# What you will do
Look through the records and report how many lines include the word "People", with no other words.

(Excerpts from a figure dataset)
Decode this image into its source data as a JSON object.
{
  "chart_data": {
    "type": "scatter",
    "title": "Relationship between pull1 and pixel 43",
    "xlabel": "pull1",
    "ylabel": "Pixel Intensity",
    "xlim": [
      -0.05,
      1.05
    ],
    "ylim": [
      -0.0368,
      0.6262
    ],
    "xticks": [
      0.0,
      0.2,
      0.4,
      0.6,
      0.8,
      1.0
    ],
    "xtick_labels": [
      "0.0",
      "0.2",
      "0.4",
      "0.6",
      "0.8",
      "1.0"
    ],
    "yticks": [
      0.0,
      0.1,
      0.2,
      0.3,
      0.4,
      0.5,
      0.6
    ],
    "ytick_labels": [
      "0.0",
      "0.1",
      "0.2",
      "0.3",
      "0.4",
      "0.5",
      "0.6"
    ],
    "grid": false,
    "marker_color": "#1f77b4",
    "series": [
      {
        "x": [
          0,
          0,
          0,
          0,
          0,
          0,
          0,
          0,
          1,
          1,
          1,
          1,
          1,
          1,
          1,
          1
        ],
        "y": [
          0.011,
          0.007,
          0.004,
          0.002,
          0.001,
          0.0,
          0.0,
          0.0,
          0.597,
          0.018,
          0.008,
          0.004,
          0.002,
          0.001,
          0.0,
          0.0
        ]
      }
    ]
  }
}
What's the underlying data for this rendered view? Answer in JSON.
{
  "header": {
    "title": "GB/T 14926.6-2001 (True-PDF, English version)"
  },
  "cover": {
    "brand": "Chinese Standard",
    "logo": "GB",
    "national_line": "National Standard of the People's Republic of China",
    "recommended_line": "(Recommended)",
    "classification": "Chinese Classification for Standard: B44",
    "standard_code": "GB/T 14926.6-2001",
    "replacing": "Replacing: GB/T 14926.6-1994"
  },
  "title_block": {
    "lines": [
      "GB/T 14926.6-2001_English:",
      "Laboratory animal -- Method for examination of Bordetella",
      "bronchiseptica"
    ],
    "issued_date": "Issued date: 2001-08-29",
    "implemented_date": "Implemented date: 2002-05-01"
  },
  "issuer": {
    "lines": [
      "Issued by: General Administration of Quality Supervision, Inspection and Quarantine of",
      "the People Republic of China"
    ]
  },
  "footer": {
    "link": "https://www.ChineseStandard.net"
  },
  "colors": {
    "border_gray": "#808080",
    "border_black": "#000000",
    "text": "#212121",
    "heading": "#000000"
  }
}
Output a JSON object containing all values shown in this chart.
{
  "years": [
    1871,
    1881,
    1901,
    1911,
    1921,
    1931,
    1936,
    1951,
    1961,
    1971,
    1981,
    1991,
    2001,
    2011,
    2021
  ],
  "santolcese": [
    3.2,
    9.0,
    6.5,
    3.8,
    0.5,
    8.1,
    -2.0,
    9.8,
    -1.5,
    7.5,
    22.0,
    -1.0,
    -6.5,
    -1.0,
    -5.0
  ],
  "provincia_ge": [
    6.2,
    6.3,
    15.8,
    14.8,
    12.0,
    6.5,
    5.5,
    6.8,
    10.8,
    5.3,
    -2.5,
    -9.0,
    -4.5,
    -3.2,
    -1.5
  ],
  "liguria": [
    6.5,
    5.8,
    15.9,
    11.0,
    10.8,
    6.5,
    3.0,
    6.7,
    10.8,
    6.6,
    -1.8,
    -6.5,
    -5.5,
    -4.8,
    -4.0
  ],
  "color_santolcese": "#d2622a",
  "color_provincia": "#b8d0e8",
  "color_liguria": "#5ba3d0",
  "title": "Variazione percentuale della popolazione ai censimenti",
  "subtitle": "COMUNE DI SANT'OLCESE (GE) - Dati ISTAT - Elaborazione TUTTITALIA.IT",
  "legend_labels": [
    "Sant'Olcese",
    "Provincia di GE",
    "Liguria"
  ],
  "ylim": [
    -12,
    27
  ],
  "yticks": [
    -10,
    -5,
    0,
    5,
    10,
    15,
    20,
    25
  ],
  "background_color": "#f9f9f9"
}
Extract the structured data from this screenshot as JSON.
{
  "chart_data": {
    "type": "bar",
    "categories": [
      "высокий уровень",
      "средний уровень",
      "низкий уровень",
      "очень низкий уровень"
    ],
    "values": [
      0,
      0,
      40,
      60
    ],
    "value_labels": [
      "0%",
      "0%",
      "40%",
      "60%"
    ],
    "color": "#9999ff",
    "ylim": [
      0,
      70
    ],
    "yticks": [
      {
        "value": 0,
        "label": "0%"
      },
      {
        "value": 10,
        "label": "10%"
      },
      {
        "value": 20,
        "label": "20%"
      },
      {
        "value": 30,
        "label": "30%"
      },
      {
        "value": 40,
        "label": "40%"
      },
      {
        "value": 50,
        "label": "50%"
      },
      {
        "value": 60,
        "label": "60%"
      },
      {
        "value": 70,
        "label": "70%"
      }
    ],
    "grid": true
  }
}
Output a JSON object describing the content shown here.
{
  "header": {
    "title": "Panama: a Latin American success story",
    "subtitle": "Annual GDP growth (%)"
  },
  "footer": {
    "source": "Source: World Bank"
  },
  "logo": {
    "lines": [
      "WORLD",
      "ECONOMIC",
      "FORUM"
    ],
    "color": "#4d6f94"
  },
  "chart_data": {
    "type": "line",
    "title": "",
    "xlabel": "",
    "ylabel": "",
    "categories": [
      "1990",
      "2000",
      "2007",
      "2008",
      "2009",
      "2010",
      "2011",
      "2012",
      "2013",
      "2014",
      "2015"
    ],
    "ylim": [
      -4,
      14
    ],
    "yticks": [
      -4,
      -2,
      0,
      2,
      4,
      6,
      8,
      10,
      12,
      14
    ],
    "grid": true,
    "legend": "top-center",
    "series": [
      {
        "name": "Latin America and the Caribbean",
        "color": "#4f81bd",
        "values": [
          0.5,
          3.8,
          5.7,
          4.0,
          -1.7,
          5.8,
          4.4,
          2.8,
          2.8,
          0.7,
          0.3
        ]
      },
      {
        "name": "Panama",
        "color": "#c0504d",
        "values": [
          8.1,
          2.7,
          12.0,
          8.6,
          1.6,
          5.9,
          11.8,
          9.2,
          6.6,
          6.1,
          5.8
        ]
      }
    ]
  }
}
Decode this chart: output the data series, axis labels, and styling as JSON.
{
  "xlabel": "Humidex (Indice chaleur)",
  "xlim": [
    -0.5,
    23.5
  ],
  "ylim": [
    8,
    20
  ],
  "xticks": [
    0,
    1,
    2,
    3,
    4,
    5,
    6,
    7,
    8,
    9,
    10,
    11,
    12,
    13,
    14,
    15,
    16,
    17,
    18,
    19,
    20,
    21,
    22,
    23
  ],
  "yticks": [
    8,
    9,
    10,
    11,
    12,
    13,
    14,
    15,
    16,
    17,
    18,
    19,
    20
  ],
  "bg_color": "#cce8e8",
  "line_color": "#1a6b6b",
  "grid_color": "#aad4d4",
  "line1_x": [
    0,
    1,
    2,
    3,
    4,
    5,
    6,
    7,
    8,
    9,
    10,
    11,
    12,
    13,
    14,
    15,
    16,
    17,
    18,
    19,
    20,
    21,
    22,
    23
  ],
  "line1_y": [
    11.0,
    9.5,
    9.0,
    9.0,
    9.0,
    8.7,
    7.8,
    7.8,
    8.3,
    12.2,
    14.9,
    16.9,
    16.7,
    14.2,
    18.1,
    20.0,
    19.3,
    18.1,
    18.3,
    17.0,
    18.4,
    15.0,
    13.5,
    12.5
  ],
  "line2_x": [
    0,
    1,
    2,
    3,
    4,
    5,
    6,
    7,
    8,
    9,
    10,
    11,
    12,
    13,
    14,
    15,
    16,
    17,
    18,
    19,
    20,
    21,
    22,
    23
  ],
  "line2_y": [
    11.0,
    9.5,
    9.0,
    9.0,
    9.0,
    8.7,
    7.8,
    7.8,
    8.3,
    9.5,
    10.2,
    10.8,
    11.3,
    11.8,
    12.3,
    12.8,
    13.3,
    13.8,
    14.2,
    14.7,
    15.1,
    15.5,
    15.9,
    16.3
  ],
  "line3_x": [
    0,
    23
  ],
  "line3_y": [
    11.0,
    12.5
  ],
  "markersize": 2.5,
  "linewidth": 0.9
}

# Exercise response
2